* [GIVEN EXERCISE]: Write out every record below exactly as it appears.

* [EXERCISE MATERIALS]:
--------
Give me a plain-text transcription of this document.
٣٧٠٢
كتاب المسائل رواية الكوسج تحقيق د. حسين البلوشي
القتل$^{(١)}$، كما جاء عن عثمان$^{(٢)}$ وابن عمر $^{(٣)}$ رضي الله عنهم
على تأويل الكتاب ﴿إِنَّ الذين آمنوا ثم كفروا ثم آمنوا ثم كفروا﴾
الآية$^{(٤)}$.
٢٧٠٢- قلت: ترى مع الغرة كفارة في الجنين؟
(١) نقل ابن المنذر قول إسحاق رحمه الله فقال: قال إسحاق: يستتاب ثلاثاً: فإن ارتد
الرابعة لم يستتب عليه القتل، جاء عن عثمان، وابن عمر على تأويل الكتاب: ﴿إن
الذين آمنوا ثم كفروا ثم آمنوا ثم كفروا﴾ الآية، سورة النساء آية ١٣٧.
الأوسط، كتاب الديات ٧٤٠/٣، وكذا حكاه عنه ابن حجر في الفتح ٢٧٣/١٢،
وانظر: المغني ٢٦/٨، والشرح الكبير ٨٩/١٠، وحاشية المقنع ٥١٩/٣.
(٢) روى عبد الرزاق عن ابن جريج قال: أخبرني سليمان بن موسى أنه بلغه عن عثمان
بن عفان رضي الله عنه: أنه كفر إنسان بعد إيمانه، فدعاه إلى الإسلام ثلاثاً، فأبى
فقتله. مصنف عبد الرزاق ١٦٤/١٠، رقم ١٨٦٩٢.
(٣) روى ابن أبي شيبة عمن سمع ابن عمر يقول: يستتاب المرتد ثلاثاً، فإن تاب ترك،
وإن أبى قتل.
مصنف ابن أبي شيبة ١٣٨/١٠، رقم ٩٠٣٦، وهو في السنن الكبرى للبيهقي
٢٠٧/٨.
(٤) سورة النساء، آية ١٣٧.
--------
* [CORRECT RESPONSE]:
Give me a plain-text transcription of this document.
٣٧٠٢
كتاب المسائل رواية الكوسج تحقيق د. حسين البلوشي
القتل$^{(١)}$، كما جاء عن عثمان$^{(٢)}$ وابن عمر $^{(٣)}$ رضي الله عنهم
على تأويل الكتاب ﴿إِنَّ الذين آمنوا ثم كفروا ثم آمنوا ثم كفروا﴾
الآية$^{(٤)}$.
٢٧٠٢- قلت: ترى مع الغرة كفارة في الجنين؟
(١) نقل ابن المنذر قول إسحاق رحمه الله فقال: قال إسحاق: يستتاب ثلاثاً: فإن ارتد
الرابعة لم يستتب عليه القتل، جاء عن عثمان، وابن عمر على تأويل الكتاب: ﴿إن
الذين آمنوا ثم كفروا ثم آمنوا ثم كفروا﴾ الآية، سورة النساء آية ١٣٧.
الأوسط، كتاب الديات ٧٤٠/٣، وكذا حكاه عنه ابن حجر في الفتح ٢٧٣/١٢،
وانظر: المغني ٢٦/٨، والشرح الكبير ٨٩/١٠، وحاشية المقنع ٥١٩/٣.
(٢) روى عبد الرزاق عن ابن جريج قال: أخبرني سليمان بن موسى أنه بلغه عن عثمان
بن عفان رضي الله عنه: أنه كفر إنسان بعد إيمانه، فدعاه إلى الإسلام ثلاثاً، فأبى
فقتله. مصنف عبد الرزاق ١٦٤/١٠، رقم ١٨٦٩٢.
(٣) روى ابن أبي شيبة عمن سمع ابن عمر يقول: يستتاب المرتد ثلاثاً، فإن تاب ترك،
وإن أبى قتل.
مصنف ابن أبي شيبة ١٣٨/١٠، رقم ٩٠٣٦، وهو في السنن الكبرى للبيهقي
٢٠٧/٨.
(٤) سورة النساء، آية ١٣٧.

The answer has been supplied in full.